>> start Records

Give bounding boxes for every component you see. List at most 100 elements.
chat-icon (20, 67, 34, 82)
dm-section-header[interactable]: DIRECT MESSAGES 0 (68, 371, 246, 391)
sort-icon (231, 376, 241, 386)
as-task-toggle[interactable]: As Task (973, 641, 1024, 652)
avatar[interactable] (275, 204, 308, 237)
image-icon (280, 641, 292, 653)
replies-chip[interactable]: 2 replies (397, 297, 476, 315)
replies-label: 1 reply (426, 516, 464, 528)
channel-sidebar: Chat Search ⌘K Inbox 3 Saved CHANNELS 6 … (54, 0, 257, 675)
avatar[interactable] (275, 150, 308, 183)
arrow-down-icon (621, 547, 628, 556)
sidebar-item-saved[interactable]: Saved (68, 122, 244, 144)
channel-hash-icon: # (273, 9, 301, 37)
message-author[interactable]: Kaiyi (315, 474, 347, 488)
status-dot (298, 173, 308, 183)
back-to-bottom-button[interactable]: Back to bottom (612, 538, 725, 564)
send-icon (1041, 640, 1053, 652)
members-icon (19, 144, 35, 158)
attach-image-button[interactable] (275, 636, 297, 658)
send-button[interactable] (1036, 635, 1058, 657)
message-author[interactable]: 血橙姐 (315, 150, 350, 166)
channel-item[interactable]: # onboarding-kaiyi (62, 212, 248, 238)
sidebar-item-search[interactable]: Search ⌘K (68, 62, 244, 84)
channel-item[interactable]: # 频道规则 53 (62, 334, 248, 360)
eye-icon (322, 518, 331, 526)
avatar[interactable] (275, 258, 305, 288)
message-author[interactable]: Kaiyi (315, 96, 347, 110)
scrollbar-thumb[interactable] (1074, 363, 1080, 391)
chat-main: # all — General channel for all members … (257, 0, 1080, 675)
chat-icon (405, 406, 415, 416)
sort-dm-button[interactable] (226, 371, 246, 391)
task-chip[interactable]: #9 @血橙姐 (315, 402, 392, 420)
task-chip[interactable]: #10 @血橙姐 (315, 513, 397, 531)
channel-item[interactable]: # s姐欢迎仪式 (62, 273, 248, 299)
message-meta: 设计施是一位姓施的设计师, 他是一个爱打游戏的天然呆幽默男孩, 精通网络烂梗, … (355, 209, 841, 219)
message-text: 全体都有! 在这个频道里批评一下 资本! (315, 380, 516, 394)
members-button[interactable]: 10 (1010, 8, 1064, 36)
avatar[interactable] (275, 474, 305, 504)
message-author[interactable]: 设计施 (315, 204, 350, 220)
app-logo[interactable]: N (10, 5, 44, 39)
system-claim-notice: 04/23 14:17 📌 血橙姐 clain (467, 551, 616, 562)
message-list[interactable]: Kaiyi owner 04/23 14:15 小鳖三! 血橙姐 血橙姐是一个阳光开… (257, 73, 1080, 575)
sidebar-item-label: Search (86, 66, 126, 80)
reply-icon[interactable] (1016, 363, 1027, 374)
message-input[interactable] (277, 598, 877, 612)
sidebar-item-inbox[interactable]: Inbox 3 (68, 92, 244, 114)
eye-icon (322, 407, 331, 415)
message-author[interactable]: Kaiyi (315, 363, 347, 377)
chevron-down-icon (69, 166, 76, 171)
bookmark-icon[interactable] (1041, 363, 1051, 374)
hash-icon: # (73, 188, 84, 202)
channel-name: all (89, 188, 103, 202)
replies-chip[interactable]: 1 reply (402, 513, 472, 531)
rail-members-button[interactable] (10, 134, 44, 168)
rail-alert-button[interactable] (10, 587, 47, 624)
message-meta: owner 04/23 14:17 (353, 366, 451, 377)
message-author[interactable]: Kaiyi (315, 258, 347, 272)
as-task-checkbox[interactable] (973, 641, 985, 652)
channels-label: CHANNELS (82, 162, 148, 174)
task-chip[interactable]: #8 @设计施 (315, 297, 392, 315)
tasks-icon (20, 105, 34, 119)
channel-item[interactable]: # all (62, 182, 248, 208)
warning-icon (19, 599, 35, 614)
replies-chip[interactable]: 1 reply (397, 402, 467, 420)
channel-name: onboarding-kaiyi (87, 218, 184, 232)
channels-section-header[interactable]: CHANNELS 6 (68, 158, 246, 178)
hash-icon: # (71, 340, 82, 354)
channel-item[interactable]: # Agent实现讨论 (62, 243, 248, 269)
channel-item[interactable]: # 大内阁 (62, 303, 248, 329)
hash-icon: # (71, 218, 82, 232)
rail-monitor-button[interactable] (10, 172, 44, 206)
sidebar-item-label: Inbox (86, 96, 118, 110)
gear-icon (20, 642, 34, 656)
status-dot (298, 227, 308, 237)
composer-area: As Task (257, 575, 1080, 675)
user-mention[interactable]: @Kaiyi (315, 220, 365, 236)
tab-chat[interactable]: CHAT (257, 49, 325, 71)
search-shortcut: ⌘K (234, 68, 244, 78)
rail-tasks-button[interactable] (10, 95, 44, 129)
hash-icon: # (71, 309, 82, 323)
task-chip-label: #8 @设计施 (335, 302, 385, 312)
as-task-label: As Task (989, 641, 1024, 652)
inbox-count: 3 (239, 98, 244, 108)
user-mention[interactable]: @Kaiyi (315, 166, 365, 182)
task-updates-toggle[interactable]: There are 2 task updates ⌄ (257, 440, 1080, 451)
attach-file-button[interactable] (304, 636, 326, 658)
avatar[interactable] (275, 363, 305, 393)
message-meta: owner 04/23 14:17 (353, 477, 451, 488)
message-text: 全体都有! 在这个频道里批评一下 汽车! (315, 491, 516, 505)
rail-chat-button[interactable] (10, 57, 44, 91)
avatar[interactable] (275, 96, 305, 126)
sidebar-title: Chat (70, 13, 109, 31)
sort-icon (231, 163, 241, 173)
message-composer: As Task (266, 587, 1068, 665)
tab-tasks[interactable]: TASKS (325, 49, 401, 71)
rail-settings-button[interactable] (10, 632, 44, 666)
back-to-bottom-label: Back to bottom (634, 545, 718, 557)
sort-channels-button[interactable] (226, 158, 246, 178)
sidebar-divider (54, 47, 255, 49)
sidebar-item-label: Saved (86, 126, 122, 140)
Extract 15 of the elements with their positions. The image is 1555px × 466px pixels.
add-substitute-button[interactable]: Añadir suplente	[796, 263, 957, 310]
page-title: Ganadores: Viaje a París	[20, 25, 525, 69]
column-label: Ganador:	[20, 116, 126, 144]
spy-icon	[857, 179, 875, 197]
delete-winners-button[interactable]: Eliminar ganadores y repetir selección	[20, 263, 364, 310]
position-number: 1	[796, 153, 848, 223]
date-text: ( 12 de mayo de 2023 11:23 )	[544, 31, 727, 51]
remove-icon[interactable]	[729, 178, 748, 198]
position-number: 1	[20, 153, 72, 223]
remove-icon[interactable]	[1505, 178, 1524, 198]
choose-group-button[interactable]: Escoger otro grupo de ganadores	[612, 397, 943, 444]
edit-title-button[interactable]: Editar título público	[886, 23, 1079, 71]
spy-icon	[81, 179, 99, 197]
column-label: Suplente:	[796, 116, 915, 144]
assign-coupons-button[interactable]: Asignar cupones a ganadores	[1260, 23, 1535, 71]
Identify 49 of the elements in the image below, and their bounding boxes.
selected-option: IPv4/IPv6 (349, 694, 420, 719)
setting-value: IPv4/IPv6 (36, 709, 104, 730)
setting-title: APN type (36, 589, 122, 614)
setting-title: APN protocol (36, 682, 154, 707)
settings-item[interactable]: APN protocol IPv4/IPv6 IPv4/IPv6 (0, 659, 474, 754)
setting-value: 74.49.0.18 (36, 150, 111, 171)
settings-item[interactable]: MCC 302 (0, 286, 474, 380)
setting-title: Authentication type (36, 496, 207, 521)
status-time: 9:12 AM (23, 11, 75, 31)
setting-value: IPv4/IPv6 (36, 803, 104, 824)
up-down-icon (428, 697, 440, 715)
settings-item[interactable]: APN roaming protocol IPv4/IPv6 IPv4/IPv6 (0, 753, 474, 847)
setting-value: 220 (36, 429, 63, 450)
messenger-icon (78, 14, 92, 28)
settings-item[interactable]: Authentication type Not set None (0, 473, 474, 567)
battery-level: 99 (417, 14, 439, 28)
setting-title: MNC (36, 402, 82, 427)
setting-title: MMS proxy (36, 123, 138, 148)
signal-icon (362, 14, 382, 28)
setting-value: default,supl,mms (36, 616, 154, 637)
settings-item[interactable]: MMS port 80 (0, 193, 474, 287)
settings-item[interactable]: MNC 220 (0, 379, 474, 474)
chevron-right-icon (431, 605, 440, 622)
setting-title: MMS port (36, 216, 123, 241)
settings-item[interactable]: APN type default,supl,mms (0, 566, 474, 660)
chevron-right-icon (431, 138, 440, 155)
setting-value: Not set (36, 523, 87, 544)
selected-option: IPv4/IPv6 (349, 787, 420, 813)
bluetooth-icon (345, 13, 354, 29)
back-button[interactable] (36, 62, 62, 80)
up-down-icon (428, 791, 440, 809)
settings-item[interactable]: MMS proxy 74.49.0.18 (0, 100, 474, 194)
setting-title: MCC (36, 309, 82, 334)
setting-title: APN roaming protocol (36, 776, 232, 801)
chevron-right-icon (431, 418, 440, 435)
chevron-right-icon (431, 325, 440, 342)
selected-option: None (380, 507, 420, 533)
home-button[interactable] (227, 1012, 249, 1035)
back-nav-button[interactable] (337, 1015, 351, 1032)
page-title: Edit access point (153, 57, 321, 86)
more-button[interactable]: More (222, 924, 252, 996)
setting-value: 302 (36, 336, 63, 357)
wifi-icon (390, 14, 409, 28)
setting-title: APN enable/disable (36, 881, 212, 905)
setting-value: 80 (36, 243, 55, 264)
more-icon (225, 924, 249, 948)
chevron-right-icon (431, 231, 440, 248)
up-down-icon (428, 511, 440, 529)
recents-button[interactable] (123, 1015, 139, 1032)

>> end Records

Your instructions>
Rewrite the records from the first line through the line containing "send-button[interactable] (1036, 635, 1058, 657)", replacing "Back to bottom" with "Jump to latest" and changing nothing else.

Solution for this problem>
Give bounding boxes for every component you see. List at most 100 elements.
chat-icon (20, 67, 34, 82)
dm-section-header[interactable]: DIRECT MESSAGES 0 (68, 371, 246, 391)
sort-icon (231, 376, 241, 386)
as-task-toggle[interactable]: As Task (973, 641, 1024, 652)
avatar[interactable] (275, 204, 308, 237)
image-icon (280, 641, 292, 653)
replies-chip[interactable]: 2 replies (397, 297, 476, 315)
replies-label: 1 reply (426, 516, 464, 528)
channel-sidebar: Chat Search ⌘K Inbox 3 Saved CHANNELS 6 … (54, 0, 257, 675)
avatar[interactable] (275, 150, 308, 183)
arrow-down-icon (621, 547, 628, 556)
sidebar-item-saved[interactable]: Saved (68, 122, 244, 144)
channel-hash-icon: # (273, 9, 301, 37)
message-author[interactable]: Kaiyi (315, 474, 347, 488)
status-dot (298, 173, 308, 183)
back-to-bottom-button[interactable]: Jump to latest (612, 538, 725, 564)
send-icon (1041, 640, 1053, 652)
members-icon (19, 144, 35, 158)
attach-image-button[interactable] (275, 636, 297, 658)
send-button[interactable] (1036, 635, 1058, 657)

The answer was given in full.